Columnstore Parallel Scan Row Distribution

Parallel rowstore scans are parallel “aware”. This makes them unlike most other operators which work independently on different threads. Columnstore indexes store data in a dramatically different way than rowstore objects, so perhaps we can expect differences in how rows are distributed among threads during a parallel scan. This blog post explores some of the observable behavior around row distribution for parallel columnstore scans.

WRITTEN TASK A:
In the passage on columnstore parallel scan row distribution, how do parallel rowstore scans differ from most other operators?
WRITTEN TASK B:
Reproduce word for word the part of the passage on columnstore parallel scan row distribution starting with "Parallel rowstore scans" and going on through "parallel columnstore scans.".
WRITTEN TASK C:
Resume the passage on columnstore parallel scan row distribution, writing on from its final sentence.

STORED ROWS:
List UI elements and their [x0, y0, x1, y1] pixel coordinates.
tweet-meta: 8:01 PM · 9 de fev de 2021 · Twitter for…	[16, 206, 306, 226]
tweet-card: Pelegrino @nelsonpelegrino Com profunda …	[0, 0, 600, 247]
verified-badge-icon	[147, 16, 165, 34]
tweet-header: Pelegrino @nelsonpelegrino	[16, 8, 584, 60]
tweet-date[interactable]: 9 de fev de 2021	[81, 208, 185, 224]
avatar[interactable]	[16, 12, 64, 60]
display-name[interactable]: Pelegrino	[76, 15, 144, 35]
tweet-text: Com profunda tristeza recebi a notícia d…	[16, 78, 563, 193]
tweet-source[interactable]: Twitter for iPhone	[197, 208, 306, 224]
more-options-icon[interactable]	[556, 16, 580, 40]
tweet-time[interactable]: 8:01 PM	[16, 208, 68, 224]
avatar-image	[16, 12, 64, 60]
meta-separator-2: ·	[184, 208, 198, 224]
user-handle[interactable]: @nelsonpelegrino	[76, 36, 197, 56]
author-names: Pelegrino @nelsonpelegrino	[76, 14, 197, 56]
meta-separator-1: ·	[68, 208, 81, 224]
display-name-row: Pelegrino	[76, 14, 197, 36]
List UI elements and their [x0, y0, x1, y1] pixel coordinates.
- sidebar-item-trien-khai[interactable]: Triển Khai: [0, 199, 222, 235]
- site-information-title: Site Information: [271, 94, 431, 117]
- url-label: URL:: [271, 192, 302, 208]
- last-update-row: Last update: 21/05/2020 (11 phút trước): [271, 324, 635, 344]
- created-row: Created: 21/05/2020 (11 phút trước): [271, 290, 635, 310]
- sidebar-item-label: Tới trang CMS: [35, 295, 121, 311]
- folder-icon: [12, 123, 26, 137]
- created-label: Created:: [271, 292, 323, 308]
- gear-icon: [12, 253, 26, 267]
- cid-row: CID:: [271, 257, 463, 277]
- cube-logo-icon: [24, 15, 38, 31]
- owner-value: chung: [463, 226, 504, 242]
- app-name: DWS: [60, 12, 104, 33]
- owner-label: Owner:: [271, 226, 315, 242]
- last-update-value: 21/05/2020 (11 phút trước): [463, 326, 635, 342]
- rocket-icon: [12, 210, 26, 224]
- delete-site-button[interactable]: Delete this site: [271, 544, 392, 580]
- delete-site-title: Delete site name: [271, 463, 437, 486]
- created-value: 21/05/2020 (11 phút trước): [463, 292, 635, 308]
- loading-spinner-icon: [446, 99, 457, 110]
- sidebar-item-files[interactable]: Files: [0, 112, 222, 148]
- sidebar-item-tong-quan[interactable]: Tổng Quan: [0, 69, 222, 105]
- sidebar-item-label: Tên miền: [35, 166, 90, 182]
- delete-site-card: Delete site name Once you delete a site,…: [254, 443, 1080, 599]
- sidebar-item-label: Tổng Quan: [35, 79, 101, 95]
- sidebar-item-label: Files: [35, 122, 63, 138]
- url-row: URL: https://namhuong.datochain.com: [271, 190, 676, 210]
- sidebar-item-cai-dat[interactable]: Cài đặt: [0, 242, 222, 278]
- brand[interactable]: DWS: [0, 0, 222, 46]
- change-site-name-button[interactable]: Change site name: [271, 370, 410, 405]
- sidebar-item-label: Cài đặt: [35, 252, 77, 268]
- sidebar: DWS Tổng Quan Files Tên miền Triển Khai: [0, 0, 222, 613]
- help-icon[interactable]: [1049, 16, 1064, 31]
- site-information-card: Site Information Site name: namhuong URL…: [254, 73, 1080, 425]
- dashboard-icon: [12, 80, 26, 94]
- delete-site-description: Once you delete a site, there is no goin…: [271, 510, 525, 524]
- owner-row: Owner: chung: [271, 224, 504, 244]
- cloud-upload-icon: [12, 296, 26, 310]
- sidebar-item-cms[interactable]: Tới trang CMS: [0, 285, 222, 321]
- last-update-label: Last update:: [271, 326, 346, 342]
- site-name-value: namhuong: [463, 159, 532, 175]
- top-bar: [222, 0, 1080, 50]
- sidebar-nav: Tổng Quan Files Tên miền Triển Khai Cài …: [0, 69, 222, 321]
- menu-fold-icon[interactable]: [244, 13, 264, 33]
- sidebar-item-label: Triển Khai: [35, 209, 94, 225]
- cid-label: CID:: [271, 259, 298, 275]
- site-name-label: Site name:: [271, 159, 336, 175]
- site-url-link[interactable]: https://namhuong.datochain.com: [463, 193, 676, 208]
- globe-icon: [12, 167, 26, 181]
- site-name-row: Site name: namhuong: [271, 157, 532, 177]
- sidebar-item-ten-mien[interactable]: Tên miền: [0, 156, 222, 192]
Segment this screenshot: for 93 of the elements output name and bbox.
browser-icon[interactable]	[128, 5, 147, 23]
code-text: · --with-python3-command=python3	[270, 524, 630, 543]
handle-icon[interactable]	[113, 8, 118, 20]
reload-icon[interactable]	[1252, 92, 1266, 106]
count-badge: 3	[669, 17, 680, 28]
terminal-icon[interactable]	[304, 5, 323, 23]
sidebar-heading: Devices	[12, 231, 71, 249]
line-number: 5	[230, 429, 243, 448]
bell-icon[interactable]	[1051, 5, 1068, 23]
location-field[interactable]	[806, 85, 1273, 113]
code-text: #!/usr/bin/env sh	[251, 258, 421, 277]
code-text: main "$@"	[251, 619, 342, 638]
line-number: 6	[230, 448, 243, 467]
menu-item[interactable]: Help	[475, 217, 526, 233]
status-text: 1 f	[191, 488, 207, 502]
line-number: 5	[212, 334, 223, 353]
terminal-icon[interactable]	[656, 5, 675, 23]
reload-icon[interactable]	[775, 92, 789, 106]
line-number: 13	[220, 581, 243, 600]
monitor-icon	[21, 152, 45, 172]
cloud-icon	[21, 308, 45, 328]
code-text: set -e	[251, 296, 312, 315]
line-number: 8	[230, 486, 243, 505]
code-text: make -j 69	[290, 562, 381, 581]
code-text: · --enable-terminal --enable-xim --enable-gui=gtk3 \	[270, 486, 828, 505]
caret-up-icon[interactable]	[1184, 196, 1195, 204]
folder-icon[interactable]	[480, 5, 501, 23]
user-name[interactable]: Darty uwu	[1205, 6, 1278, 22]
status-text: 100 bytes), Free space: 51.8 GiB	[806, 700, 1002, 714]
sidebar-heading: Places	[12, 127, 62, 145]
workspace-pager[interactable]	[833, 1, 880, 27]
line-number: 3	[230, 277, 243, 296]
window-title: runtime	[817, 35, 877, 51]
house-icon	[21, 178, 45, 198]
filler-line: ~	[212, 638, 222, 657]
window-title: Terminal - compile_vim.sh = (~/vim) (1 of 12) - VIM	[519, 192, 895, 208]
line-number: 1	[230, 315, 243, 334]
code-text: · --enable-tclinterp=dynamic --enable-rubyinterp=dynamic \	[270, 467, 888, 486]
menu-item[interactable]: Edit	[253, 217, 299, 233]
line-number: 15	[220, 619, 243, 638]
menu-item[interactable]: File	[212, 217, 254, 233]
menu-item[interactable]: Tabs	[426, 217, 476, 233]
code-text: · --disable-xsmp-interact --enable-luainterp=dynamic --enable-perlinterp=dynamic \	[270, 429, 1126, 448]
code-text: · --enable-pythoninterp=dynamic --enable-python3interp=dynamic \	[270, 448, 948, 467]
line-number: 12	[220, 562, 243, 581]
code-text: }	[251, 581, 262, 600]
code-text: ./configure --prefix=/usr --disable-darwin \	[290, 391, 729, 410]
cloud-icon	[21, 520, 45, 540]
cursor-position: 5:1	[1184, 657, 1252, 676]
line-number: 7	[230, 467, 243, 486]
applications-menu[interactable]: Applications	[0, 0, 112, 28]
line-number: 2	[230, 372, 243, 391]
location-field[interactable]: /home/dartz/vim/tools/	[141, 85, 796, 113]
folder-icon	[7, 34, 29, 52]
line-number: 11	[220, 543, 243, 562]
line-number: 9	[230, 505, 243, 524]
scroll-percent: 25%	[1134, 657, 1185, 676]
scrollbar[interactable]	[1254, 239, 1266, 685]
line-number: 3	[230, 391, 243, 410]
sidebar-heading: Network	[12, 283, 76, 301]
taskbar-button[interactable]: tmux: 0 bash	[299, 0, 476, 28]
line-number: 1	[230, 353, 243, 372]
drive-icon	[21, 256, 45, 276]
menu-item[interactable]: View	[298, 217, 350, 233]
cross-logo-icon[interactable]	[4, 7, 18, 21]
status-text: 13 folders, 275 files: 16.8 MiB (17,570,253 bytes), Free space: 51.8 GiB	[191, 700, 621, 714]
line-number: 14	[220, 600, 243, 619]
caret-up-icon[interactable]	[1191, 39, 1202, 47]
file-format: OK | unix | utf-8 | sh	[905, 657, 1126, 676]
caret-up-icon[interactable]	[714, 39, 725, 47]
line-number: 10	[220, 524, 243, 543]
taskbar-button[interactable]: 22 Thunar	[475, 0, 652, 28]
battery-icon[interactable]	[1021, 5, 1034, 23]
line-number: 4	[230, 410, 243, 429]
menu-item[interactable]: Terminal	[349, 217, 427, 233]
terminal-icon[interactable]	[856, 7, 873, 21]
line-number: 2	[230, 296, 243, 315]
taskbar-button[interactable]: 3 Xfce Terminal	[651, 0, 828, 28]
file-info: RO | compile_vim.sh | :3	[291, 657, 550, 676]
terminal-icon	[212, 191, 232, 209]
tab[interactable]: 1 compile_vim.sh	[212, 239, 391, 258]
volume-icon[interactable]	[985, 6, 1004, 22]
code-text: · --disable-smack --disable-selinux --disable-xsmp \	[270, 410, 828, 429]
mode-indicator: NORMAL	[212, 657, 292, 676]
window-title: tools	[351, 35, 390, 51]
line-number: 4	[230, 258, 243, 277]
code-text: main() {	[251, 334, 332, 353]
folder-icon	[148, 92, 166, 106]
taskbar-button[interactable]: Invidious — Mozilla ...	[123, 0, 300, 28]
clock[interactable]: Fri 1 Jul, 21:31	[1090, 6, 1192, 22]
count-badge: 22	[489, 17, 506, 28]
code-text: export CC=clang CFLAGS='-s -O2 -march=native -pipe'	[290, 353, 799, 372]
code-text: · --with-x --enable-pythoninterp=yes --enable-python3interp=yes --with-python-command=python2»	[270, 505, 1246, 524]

TASK RESULT A:
Parallel rowstore scans are parallel "aware," while most other operators work independently on different threads.

TASK RESULT B:
Parallel rowstore scans are parallel “aware”. This makes them unlike most other operators which work independently on different threads. Columnstore indexes store data in a dramatically different way than rowstore objects, so perhaps we can expect differences in how rows are distributed among threads during a parallel scan. This blog post explores some of the observable behavior around row distribution for parallel columnstore scans.

TASK RESULT C:
Methods of Rowstore Scan Parallel Row Distribution

This will be an extremely brief summary of how SQL Server distributes rows among threads for rowstore parallel scans. A parallel page supplier sends pages to each thread on a demand basis. Threads may end up processing different numbers of pages for many reasons. If you like, you can read more about this here and here. In addition, there is some fancy behavior for partitioned tables. The documentation describes this behavior in SQL Server 2008 and it may have changed since then, but this is sufficient to set the stage. The important part is that SQL Server will in some cases give each relevant partition its own thread. In other cases, SQL Server will assign multiple threads to a single partition.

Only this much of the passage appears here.